• [TASK REQUIREMENTS]
Work out the number of lines in the records that include the word "Little"; reply with that number alone.

• [GIVEN INFORMATION]
★ ★ ★

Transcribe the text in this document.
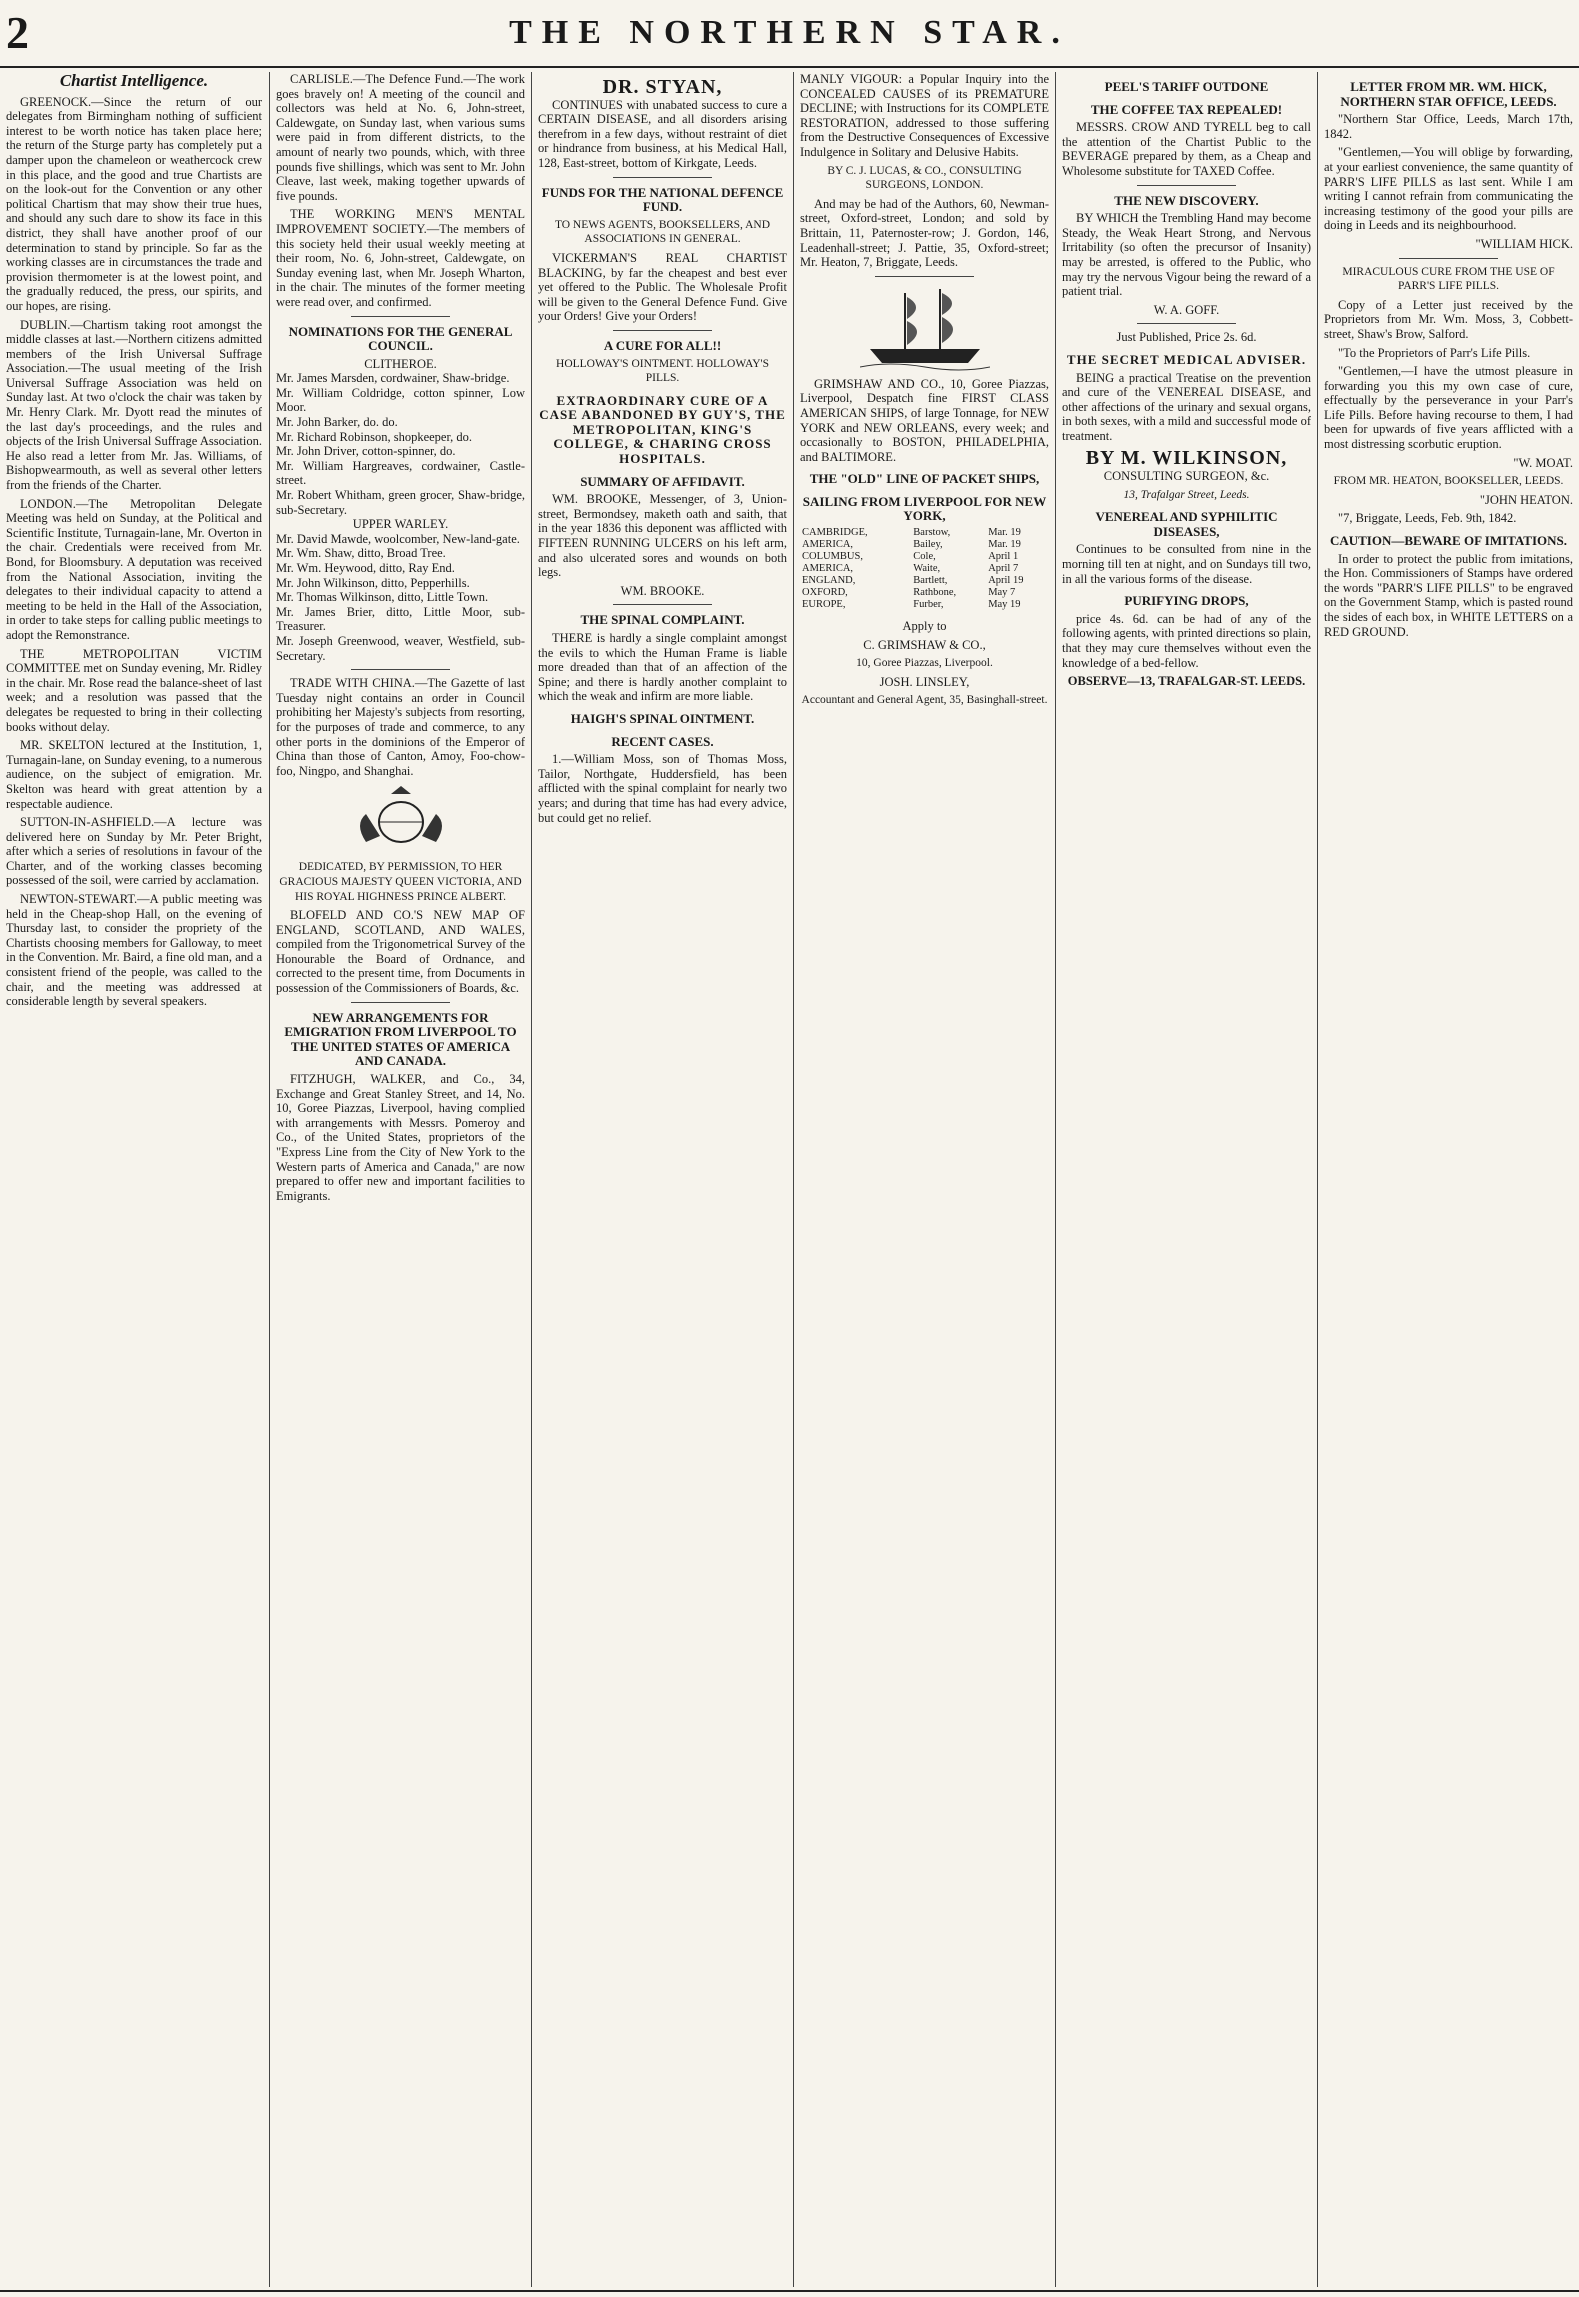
2	THE NORTHERN STAR.
Chartist Intelligence.

GREENOCK.—Since the return of our delegates from Birmingham nothing of sufficient interest to be worth notice has taken place here; the return of the Sturge party has completely put a damper upon the chameleon or weathercock crew in this place, and the good and true Chartists are on the look-out for the Convention or any other political Chartism that may show their true hues, and should any such dare to show its face in this district, they shall have another proof of our determination to stand by principle. So far as the working classes are in circumstances the trade and provision thermometer is at the lowest point, and the gradually reduced, the press, our spirits, and our hopes, are rising.

DUBLIN.—Chartism taking root amongst the middle classes at last.—Northern citizens admitted members of the Irish Universal Suffrage Association.—The usual meeting of the Irish Universal Suffrage Association was held on Sunday last. At two o'clock the chair was taken by Mr. Henry Clark. Mr. Dyott read the minutes of the last day's proceedings, and the rules and objects of the Irish Universal Suffrage Association. He also read a letter from Mr. Jas. Williams, of Bishopwearmouth, as well as several other letters from the friends of the Charter.

LONDON.—The Metropolitan Delegate Meeting was held on Sunday, at the Political and Scientific Institute, Turnagain-lane, Mr. Overton in the chair. Credentials were received from Mr. Bond, for Bloomsbury. A deputation was received from the National Association, inviting the delegates to their individual capacity to attend a meeting to be held in the Hall of the Association, in order to take steps for calling public meetings to adopt the Remonstrance.

THE METROPOLITAN VICTIM COMMITTEE met on Sunday evening, Mr. Ridley in the chair. Mr. Rose read the balance-sheet of last week; and a resolution was passed that the delegates be requested to bring in their collecting books without delay.

MR. SKELTON lectured at the Institution, 1, Turnagain-lane, on Sunday evening, to a numerous audience, on the subject of emigration. Mr. Skelton was heard with great attention by a respectable audience.

SUTTON-IN-ASHFIELD.—A lecture was delivered here on Sunday by Mr. Peter Bright, after which a series of resolutions in favour of the Charter, and of the working classes becoming possessed of the soil, were carried by acclamation.

NEWTON-STEWART.—A public meeting was held in the Cheap-shop Hall, on the evening of Thursday last, to consider the propriety of the Chartists choosing members for Galloway, to meet in the Convention. Mr. Baird, a fine old man, and a consistent friend of the people, was called to the chair, and the meeting was addressed at considerable length by several speakers.

CARLISLE.—The Defence Fund.—The work goes bravely on! A meeting of the council and collectors was held at No. 6, John-street, Caldewgate, on Sunday last, when various sums were paid in from different districts, to the amount of nearly two pounds, which, with three pounds five shillings, which was sent to Mr. John Cleave, last week, making together upwards of five pounds.

THE WORKING MEN'S MENTAL IMPROVEMENT SOCIETY.—The members of this society held their usual weekly meeting at their room, No. 6, John-street, Caldewgate, on Sunday evening last, when Mr. Joseph Wharton, in the chair. The minutes of the former meeting were read over, and confirmed.

NOMINATIONS FOR THE GENERAL COUNCIL.

CLITHEROE.

Mr. James Marsden, cordwainer, Shaw-bridge.

Mr. William Coldridge, cotton spinner, Low Moor.

Mr. John Barker, do. do.

Mr. Richard Robinson, shopkeeper, do.

Mr. John Driver, cotton-spinner, do.

Mr. William Hargreaves, cordwainer, Castle-street.

Mr. Robert Whitham, green grocer, Shaw-bridge, sub-Secretary.

UPPER WARLEY.

Mr. David Mawde, woolcomber, New-land-gate.

Mr. Wm. Shaw, ditto, Broad Tree.

Mr. Wm. Heywood, ditto, Ray End.

Mr. John Wilkinson, ditto, Pepperhills.

Mr. Thomas Wilkinson, ditto, Little Town.

Mr. James Brier, ditto, Little Moor, sub-Treasurer.

Mr. Joseph Greenwood, weaver, Westfield, sub-Secretary.

TRADE WITH CHINA.—The Gazette of last Tuesday night contains an order in Council prohibiting her Majesty's subjects from resorting, for the purposes of trade and commerce, to any other ports in the dominions of the Emperor of China than those of Canton, Amoy, Foo-chow-foo, Ningpo, and Shanghai.

DEDICATED, BY PERMISSION, TO HER GRACIOUS MAJESTY QUEEN VICTORIA, AND HIS ROYAL HIGHNESS PRINCE ALBERT.

BLOFELD AND CO.'S NEW MAP OF ENGLAND, SCOTLAND, AND WALES, compiled from the Trigonometrical Survey of the Honourable the Board of Ordnance, and corrected to the present time, from Documents in possession of the Commissioners of Boards, &c.

NEW ARRANGEMENTS FOR EMIGRATION FROM LIVERPOOL TO THE UNITED STATES OF AMERICA AND CANADA.

FITZHUGH, WALKER, and Co., 34, Exchange and Great Stanley Street, and 14, No. 10, Goree Piazzas, Liverpool, having complied with arrangements with Messrs. Pomeroy and Co., of the United States, proprietors of the "Express Line from the City of New York to the Western parts of America and Canada," are now prepared to offer new and important facilities to Emigrants.

DR. STYAN,

CONTINUES with unabated success to cure a CERTAIN DISEASE, and all disorders arising therefrom in a few days, without restraint of diet or hindrance from business, at his Medical Hall, 128, East-street, bottom of Kirkgate, Leeds.

FUNDS FOR THE NATIONAL DEFENCE FUND.

TO NEWS AGENTS, BOOKSELLERS, AND ASSOCIATIONS IN GENERAL.

VICKERMAN'S REAL CHARTIST BLACKING, by far the cheapest and best ever yet offered to the Public. The Wholesale Profit will be given to the General Defence Fund. Give your Orders! Give your Orders!

A CURE FOR ALL!!

HOLLOWAY'S OINTMENT. HOLLOWAY'S PILLS.

EXTRAORDINARY CURE OF A CASE ABANDONED BY GUY'S, THE METROPOLITAN, KING'S COLLEGE, & CHARING CROSS HOSPITALS.
SUMMARY OF AFFIDAVIT.

WM. BROOKE, Messenger, of 3, Union-street, Bermondsey, maketh oath and saith, that in the year 1836 this deponent was afflicted with FIFTEEN RUNNING ULCERS on his left arm, and also ulcerated sores and wounds on both legs.

WM. BROOKE.

THE SPINAL COMPLAINT.

THERE is hardly a single complaint amongst the evils to which the Human Frame is liable more dreaded than that of an affection of the Spine; and there is hardly another complaint to which the weak and infirm are more liable.

HAIGH'S SPINAL OINTMENT.
RECENT CASES.

1.—William Moss, son of Thomas Moss, Tailor, Northgate, Huddersfield, has been afflicted with the spinal complaint for nearly two years; and during that time has had every advice, but could get no relief.

MANLY VIGOUR: a Popular Inquiry into the CONCEALED CAUSES of its PREMATURE DECLINE; with Instructions for its COMPLETE RESTORATION, addressed to those suffering from the Destructive Consequences of Excessive Indulgence in Solitary and Delusive Habits.

BY C. J. LUCAS, & CO., CONSULTING SURGEONS, LONDON.

And may be had of the Authors, 60, Newman-street, Oxford-street, London; and sold by Brittain, 11, Paternoster-row; J. Gordon, 146, Leadenhall-street; J. Pattie, 35, Oxford-street; Mr. Heaton, 7, Briggate, Leeds.

GRIMSHAW AND CO., 10, Goree Piazzas, Liverpool, Despatch fine FIRST CLASS AMERICAN SHIPS, of large Tonnage, for NEW YORK and NEW ORLEANS, every week; and occasionally to BOSTON, PHILADELPHIA, and BALTIMORE.

THE "OLD" LINE OF PACKET SHIPS,
SAILING FROM LIVERPOOL FOR NEW YORK,
CAMBRIDGE,	Barstow,	Mar. 19
AMERICA,	Bailey,	Mar. 19
COLUMBUS,	Cole,	April 1
AMERICA,	Waite,	April 7
ENGLAND,	Bartlett,	April 19
OXFORD,	Rathbone,	May 7
EUROPE,	Furber,	May 19

Apply to

C. GRIMSHAW & CO.,

10, Goree Piazzas, Liverpool.

JOSH. LINSLEY,

Accountant and General Agent, 35, Basinghall-street.

PEEL'S TARIFF OUTDONE
THE COFFEE TAX REPEALED!

MESSRS. CROW AND TYRELL beg to call the attention of the Chartist Public to the BEVERAGE prepared by them, as a Cheap and Wholesome substitute for TAXED Coffee.

THE NEW DISCOVERY.

BY WHICH the Trembling Hand may become Steady, the Weak Heart Strong, and Nervous Irritability (so often the precursor of Insanity) may be arrested, is offered to the Public, who may try the nervous Vigour being the reward of a patient trial.

W. A. GOFF.

Just Published, Price 2s. 6d.

THE SECRET MEDICAL ADVISER.

BEING a practical Treatise on the prevention and cure of the VENEREAL DISEASE, and other affections of the urinary and sexual organs, in both sexes, with a mild and successful mode of treatment.

BY M. WILKINSON,

CONSULTING SURGEON, &c.

13, Trafalgar Street, Leeds.

VENEREAL AND SYPHILITIC DISEASES,

Continues to be consulted from nine in the morning till ten at night, and on Sundays till two, in all the various forms of the disease.

PURIFYING DROPS,

price 4s. 6d. can be had of any of the following agents, with printed directions so plain, that they may cure themselves without even the knowledge of a bed-fellow.

OBSERVE—13, TRAFALGAR-ST. LEEDS.

LETTER FROM MR. WM. HICK, NORTHERN STAR OFFICE, LEEDS.

"Northern Star Office, Leeds, March 17th, 1842.

"Gentlemen,—You will oblige by forwarding, at your earliest convenience, the same quantity of PARR'S LIFE PILLS as last sent. While I am writing I cannot refrain from communicating the increasing testimony of the good your pills are doing in Leeds and its neighbourhood.

"WILLIAM HICK.

MIRACULOUS CURE FROM THE USE OF PARR'S LIFE PILLS.

Copy of a Letter just received by the Proprietors from Mr. Wm. Moss, 3, Cobbett-street, Shaw's Brow, Salford.

"To the Proprietors of Parr's Life Pills.

"Gentlemen,—I have the utmost pleasure in forwarding you this my own case of cure, effectually by the perseverance in your Parr's Life Pills. Before having recourse to them, I had been for upwards of five years afflicted with a most distressing scorbutic eruption.

"W. MOAT.

FROM MR. HEATON, BOOKSELLER, LEEDS.

"JOHN HEATON.

"7, Briggate, Leeds, Feb. 9th, 1842.

CAUTION—BEWARE OF IMITATIONS.

In order to protect the public from imitations, the Hon. Commissioners of Stamps have ordered the words "PARR'S LIFE PILLS" to be engraved on the Government Stamp, which is pasted round the sides of each box, in WHITE LETTERS on a RED GROUND.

★ ★ ★

• [EXERCISE ANSWER]
2